--- start Supplied information ---

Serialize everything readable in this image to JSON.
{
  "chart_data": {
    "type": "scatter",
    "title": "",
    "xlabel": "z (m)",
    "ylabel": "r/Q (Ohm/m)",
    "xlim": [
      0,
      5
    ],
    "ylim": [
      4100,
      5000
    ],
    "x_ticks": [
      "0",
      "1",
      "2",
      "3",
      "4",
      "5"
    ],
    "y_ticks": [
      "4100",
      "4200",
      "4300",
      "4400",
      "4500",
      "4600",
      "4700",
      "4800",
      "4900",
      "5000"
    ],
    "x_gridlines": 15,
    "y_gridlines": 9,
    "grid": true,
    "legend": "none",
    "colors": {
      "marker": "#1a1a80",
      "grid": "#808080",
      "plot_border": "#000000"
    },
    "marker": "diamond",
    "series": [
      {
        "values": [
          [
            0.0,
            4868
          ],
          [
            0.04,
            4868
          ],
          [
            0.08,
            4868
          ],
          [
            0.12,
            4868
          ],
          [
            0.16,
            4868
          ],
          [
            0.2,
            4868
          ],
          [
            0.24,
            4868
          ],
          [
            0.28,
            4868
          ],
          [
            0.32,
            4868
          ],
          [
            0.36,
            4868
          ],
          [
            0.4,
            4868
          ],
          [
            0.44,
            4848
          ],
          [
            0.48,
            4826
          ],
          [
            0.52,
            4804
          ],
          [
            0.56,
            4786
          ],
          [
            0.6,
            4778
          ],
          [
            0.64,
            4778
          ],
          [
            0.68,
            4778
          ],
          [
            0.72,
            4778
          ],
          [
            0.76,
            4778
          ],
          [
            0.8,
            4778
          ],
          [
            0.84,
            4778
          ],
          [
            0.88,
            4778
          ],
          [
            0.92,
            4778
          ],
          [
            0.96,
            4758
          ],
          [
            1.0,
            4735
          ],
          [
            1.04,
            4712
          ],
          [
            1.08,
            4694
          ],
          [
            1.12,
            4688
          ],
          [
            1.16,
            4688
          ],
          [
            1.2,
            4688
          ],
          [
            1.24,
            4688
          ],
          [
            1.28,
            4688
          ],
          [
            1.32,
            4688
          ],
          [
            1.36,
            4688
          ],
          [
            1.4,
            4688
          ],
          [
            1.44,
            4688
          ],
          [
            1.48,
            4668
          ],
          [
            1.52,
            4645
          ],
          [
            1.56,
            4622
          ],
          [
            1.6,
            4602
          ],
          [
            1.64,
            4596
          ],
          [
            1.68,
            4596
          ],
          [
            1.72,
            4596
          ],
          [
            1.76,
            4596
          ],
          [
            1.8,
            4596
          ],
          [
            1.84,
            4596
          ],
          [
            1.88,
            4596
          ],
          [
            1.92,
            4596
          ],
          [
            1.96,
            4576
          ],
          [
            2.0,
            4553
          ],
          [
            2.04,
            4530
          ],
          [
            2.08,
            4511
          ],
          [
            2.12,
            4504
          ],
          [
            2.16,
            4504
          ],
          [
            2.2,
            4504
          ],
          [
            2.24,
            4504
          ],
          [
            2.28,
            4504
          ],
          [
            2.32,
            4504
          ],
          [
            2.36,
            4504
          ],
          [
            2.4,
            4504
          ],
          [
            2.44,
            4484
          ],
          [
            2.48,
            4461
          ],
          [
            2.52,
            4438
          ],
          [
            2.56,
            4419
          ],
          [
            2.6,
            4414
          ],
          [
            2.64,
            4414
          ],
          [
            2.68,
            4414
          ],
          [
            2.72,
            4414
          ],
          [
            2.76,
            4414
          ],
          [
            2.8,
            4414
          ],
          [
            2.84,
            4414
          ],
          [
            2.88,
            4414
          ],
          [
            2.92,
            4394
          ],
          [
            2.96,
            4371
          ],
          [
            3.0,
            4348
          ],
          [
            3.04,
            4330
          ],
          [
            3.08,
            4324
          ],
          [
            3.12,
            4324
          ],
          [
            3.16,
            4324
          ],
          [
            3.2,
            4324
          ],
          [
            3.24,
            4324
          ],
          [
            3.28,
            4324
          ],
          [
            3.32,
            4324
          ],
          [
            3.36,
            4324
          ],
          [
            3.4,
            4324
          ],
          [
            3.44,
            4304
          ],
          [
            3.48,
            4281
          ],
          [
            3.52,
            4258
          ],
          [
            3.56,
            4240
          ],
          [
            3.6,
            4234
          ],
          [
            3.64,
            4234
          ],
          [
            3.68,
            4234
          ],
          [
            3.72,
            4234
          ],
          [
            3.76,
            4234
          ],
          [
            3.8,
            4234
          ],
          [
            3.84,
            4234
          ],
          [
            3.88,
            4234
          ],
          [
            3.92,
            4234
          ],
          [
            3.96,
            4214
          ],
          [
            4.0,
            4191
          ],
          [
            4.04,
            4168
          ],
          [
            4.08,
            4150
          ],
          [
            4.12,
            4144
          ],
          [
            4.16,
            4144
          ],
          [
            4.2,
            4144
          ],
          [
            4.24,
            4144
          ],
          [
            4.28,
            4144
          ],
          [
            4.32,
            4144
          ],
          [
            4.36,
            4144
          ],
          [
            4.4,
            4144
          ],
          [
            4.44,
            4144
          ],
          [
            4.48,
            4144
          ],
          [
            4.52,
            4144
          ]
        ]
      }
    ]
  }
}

--- end Supplied information ---
--- start Supplied information ---

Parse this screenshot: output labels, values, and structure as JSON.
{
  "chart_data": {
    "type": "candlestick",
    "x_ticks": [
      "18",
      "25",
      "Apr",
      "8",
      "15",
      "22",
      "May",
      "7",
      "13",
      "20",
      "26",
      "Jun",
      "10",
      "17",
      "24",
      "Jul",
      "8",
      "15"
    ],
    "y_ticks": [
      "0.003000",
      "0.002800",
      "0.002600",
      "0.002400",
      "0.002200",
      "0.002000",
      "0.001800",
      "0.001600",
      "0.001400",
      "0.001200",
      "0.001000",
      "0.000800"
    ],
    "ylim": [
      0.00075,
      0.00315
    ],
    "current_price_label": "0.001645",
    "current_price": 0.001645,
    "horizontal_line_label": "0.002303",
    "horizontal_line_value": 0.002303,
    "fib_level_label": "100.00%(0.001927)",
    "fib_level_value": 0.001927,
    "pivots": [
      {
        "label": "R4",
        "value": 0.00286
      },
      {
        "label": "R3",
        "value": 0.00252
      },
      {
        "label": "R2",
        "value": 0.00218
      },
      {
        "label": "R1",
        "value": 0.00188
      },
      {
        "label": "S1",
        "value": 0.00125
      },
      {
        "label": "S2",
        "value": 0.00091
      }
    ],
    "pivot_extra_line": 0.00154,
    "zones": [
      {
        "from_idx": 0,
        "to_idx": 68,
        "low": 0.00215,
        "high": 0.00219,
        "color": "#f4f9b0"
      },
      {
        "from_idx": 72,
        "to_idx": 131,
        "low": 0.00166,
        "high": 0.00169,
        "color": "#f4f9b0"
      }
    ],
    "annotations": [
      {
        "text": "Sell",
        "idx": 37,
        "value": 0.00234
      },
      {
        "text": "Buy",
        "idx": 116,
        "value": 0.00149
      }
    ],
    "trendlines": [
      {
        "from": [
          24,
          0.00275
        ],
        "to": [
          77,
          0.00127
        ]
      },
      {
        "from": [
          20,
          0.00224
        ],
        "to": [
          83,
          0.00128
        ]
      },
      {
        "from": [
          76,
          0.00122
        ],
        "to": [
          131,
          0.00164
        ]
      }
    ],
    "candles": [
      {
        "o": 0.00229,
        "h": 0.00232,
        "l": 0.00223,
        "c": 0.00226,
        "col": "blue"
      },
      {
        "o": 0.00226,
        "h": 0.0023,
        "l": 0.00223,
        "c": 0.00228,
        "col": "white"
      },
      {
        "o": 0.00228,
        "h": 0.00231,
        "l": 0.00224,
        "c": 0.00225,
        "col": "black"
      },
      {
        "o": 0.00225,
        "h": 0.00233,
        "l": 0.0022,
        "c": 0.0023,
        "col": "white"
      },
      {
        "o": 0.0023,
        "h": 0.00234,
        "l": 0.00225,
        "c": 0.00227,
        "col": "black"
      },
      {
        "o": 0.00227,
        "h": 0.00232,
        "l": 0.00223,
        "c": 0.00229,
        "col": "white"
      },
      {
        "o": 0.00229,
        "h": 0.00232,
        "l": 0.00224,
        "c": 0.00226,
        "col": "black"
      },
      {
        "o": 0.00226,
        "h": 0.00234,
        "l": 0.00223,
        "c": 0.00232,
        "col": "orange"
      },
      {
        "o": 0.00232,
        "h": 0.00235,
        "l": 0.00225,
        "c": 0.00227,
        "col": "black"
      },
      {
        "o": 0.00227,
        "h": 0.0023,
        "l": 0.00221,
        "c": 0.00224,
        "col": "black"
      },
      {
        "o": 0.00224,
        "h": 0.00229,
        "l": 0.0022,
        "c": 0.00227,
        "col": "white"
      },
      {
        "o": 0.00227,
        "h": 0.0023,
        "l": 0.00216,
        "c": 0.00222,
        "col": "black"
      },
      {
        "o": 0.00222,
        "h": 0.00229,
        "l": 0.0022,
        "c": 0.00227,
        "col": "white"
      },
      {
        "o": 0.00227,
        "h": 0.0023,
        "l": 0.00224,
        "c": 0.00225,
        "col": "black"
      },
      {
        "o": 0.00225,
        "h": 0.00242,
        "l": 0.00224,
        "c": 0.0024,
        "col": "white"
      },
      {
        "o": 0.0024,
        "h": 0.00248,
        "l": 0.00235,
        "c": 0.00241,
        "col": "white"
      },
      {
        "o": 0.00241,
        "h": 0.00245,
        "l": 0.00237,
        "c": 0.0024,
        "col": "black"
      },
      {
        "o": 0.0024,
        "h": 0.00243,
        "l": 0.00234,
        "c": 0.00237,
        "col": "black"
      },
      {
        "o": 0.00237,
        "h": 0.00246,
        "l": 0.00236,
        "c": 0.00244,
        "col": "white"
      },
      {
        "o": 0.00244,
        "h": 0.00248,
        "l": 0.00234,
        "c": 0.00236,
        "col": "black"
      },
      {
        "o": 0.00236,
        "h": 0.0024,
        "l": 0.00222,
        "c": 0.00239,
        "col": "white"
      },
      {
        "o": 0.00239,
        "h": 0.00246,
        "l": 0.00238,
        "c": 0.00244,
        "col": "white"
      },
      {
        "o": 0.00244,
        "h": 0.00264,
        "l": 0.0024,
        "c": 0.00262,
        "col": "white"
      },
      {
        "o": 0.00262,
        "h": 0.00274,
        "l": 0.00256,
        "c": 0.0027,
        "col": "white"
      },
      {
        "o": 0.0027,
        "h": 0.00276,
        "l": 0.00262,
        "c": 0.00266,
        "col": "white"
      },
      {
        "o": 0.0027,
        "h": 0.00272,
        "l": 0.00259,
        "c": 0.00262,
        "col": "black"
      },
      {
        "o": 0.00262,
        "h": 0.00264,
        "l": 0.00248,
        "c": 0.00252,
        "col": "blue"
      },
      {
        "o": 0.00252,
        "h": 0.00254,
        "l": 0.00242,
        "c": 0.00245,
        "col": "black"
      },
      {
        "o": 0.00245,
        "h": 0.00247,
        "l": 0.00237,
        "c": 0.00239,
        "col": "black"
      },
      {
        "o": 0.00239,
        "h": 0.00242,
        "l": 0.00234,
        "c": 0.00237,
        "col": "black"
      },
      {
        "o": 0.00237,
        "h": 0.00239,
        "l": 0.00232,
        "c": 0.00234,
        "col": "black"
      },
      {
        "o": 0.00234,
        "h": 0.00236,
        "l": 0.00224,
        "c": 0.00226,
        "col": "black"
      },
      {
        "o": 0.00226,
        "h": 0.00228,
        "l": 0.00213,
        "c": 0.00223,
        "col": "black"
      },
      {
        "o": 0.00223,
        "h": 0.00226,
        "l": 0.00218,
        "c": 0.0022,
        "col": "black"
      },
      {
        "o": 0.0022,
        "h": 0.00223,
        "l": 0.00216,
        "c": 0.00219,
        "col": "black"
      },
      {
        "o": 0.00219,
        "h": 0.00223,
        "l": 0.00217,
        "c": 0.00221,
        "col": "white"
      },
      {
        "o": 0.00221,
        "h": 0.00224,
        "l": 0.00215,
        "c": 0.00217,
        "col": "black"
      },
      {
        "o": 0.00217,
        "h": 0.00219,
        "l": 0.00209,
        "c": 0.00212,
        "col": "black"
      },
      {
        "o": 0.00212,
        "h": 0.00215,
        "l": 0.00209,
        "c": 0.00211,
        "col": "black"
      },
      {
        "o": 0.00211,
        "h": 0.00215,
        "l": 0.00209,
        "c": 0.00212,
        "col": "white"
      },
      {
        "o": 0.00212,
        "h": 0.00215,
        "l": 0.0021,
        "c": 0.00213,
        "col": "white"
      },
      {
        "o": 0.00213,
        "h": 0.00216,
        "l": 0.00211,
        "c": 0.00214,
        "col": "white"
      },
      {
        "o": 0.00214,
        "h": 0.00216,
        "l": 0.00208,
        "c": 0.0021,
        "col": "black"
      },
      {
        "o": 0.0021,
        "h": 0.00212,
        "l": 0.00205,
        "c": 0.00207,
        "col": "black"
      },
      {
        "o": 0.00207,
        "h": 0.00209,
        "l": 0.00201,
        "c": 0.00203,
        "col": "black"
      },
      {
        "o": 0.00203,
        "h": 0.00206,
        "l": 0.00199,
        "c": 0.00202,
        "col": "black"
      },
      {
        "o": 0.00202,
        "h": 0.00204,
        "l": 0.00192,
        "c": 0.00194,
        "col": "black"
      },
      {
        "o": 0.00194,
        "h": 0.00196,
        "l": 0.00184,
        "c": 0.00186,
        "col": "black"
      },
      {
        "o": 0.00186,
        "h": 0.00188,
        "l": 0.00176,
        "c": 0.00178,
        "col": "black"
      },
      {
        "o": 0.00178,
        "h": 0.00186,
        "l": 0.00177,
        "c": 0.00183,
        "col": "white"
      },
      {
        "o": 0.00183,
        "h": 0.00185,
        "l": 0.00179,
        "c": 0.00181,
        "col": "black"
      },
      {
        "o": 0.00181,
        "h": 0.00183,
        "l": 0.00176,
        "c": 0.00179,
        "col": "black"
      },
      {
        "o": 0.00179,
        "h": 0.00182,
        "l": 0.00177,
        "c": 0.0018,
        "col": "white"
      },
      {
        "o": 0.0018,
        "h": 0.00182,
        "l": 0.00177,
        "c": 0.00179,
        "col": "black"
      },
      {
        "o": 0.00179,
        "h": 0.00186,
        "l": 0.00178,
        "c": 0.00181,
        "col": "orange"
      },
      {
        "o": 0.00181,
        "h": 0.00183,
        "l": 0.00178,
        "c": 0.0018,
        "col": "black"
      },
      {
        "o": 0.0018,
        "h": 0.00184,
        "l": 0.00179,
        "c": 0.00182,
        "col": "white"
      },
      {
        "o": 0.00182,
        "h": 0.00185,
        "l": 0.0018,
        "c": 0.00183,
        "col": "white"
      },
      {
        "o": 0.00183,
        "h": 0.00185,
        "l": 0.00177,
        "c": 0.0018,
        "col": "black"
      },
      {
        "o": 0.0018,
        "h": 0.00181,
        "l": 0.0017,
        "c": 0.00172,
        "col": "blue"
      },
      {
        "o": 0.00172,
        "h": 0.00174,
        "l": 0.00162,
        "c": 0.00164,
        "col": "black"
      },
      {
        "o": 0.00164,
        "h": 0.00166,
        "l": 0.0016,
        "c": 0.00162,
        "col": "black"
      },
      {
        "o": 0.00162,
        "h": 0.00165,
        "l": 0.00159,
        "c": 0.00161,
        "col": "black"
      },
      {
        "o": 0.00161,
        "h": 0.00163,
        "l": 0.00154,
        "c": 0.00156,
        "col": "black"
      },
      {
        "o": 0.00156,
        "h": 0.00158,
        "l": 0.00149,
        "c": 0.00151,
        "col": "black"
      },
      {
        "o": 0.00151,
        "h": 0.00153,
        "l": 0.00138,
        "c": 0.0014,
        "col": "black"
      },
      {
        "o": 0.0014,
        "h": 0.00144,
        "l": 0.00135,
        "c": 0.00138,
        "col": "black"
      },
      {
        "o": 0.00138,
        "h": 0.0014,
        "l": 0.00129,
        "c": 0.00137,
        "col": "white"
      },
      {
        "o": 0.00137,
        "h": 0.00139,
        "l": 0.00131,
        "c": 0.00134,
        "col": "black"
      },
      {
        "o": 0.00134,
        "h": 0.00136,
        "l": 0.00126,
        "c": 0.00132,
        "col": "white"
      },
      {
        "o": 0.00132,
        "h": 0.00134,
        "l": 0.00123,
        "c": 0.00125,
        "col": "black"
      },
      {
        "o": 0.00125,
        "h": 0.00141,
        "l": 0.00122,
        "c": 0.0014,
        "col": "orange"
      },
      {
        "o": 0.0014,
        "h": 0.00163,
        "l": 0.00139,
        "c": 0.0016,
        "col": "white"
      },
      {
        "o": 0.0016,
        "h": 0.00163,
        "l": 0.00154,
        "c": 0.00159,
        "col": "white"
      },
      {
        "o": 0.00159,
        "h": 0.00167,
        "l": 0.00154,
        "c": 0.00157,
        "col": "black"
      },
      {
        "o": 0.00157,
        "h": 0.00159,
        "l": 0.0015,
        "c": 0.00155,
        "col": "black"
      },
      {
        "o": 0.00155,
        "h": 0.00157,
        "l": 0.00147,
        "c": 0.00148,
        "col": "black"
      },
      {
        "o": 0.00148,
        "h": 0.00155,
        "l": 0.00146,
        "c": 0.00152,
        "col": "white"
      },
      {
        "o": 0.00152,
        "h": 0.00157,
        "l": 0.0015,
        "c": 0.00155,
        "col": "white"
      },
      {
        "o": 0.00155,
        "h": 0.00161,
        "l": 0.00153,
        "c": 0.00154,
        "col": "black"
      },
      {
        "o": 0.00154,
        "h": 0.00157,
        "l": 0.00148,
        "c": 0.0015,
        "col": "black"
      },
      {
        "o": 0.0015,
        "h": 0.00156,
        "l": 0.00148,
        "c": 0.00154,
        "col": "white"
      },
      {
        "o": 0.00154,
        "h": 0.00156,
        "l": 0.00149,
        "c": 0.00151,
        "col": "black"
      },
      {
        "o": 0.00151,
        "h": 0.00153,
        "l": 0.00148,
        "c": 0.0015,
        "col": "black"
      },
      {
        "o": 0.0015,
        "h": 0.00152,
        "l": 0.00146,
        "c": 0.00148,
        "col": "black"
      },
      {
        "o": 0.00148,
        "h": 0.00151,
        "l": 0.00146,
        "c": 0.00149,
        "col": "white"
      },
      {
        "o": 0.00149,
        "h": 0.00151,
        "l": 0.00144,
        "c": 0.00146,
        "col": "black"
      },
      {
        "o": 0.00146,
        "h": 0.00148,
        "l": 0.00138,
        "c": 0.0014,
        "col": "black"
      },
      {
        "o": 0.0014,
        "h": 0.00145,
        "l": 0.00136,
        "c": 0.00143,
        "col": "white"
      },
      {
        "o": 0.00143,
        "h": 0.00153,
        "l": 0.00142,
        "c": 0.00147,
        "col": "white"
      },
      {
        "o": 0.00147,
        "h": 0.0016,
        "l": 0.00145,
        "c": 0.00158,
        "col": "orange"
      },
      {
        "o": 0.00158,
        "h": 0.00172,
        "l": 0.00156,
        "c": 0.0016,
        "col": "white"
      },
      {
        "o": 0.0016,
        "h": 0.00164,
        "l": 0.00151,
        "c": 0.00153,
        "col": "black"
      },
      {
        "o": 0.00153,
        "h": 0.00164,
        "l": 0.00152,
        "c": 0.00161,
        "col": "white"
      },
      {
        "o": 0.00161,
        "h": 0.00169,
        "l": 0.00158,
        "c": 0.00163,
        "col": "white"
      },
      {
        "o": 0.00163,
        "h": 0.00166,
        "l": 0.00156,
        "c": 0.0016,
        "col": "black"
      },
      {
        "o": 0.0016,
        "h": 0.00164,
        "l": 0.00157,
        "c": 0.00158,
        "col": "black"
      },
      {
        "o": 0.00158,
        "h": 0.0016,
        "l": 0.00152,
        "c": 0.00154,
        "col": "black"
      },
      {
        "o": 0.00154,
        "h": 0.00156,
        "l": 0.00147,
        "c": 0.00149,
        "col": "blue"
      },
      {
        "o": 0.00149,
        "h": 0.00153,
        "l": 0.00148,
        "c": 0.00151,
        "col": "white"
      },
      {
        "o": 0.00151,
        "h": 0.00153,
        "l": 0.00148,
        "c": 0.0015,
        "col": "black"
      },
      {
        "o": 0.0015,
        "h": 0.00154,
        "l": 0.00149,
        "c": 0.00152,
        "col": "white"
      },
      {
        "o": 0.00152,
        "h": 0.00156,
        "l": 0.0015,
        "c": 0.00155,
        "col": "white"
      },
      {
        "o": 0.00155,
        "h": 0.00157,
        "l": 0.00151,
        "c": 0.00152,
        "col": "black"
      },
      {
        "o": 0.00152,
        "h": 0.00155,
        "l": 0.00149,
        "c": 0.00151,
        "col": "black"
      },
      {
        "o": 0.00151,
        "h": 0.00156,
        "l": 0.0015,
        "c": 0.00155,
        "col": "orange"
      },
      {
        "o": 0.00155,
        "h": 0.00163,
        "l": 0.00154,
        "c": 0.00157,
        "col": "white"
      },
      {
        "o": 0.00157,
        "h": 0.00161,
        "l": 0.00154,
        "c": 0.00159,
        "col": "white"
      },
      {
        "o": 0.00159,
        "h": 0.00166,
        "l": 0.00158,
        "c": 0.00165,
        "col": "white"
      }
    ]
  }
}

--- end Supplied information ---

[What the task requires] Copy out every line of the data that includes the word "this".

[Written answer]
Serialize everything readable in this image to JSON.
Parse this screenshot: output labels, values, and structure as JSON.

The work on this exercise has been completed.